- _Fragmento de origen_
***
Todavía no era el mito indiscutible. Era, sí, el ídolo de una buena porción de los jóvenes. Para los que gustaban del rock nacional o, por ejemplo, de Serrat, Sandro era un cantante "complaciente" que basaba todo en su imagen. Un monigote eléctrico que hacía canciones vacías.
Cuando empezó a dejar de ser el remedo criollo de Elvis para --debido al paso del tiempo o por simple intuición artística-- ir vislumbrándose como el crooner que era, Sandro observó cómo el furor menguó. Ya no era un fenómeno discográfico, ya su búnker de Banfield se había convertido en el hogar blindado que lo aislaba de las desmesuras del fervor pop y, al mismo tiempo, en la usina de rumores desopilantes.
***
- _Material de origen_

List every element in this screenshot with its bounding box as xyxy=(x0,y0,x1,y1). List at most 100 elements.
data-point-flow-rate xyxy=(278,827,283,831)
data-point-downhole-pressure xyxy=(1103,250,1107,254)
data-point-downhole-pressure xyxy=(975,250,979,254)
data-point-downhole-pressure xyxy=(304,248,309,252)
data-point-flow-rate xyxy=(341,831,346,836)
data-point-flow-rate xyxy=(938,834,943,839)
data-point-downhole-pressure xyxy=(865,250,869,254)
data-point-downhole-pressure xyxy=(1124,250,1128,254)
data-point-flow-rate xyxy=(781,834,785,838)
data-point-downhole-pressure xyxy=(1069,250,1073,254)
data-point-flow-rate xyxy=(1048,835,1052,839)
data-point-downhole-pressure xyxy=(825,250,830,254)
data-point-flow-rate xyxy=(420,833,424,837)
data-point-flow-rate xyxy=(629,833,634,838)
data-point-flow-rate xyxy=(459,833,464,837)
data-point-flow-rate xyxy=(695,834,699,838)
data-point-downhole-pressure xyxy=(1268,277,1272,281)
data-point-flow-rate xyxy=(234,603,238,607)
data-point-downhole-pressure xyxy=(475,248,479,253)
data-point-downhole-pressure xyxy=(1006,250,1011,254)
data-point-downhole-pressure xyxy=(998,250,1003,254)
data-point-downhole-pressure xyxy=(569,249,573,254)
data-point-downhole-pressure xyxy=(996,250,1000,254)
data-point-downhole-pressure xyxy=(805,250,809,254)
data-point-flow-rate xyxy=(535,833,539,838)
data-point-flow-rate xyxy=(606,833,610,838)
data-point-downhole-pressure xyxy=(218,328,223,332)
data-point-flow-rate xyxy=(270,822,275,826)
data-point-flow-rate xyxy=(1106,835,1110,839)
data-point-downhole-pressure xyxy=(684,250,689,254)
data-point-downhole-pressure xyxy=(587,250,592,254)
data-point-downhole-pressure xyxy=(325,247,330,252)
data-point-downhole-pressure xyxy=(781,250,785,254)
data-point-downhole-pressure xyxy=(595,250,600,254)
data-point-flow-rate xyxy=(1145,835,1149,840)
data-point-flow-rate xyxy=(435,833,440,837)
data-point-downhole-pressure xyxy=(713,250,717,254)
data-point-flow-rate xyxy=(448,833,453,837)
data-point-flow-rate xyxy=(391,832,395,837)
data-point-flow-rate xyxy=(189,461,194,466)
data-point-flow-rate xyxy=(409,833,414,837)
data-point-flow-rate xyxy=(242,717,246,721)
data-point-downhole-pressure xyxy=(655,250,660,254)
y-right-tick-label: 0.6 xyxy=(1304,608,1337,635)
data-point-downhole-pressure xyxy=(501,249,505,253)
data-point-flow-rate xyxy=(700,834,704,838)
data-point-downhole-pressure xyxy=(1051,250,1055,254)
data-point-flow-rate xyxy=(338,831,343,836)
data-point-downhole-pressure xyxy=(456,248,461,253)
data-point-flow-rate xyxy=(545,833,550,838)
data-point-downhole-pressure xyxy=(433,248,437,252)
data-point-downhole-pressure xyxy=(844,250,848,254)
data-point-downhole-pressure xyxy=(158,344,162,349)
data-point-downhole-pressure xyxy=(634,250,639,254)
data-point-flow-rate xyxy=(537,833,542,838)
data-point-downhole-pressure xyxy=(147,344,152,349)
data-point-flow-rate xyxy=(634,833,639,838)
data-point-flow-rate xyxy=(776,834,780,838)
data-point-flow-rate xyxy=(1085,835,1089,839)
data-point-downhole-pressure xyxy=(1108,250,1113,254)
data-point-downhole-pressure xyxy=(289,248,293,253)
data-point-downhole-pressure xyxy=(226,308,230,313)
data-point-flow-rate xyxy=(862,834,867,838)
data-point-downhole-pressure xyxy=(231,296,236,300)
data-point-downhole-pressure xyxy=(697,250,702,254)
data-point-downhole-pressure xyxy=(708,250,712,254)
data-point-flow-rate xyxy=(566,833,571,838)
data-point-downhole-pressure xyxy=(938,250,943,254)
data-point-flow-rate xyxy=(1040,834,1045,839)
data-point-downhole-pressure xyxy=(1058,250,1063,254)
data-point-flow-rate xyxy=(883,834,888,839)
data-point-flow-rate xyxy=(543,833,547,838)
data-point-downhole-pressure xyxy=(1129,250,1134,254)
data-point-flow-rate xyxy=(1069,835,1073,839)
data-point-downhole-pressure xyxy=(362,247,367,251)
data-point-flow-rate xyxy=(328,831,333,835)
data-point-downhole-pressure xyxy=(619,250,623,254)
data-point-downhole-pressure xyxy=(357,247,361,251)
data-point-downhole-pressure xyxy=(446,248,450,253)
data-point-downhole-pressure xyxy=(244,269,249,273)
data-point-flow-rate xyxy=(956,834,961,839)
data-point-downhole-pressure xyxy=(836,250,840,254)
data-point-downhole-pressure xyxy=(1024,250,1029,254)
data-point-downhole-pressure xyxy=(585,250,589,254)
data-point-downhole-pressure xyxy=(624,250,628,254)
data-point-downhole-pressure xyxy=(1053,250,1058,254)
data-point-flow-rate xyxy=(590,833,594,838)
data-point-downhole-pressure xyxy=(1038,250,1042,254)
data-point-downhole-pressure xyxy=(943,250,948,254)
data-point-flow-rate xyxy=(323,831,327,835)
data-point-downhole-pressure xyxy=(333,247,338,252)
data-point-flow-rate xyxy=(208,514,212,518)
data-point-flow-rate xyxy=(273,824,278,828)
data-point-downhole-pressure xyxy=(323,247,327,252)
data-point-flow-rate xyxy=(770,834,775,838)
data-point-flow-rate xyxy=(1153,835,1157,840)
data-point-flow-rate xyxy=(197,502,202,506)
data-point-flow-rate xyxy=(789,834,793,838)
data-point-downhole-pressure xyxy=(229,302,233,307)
***
- _Ejercicio_
Retoma el texto sobre Sandro y continúalo después de su última oración.

- _Resultado_
Si a principios de los '70 tuvo que desmentir contactos "con la guerrilla", después le endilgaron hijos ("a partir de hoy parece que tengo exactamente 35 hijos", ironizó en 1977), variadas inclinaciones sexuales, enfermedades y un variopinto desfile de mujeres por su cama.
Lo concreto es que la vida íntima parecía más discreta que las fantasías: la ocupaban simplemente algunos amores (Julia Viscani, Tita Rouss, quizá María Marta Serra Lima, después María Elena Fresta) y el cuidado de su madre Nina. Sus vicios continuaban intactos o en franco ascenso: la bebida (este orden: champagne, whisky, gin) y una cantidad de tabaco que durante dos décadas rondó los 80 cigarrillos diarios. "Nadie maltrató tanto el cuerpo como yo", dijo una vez entre el arrepentimiento y la vanagloria.
La historia de Sandro era, también, la de los valores de cierta clase media barrial. A pesar de que en él se hacían carne muchos de los contrastes de la argentinidad (en 1982, por ejemplo, declaró que quería ir a las Malvinas "no a cantar para los soldados, sino para pelear"), el prototipo no llegó a degenerar en caricatura. Sandro defendía a la madre, a la familia y a la Patria (en sus shows ubicaba una bandera argentina en un costado).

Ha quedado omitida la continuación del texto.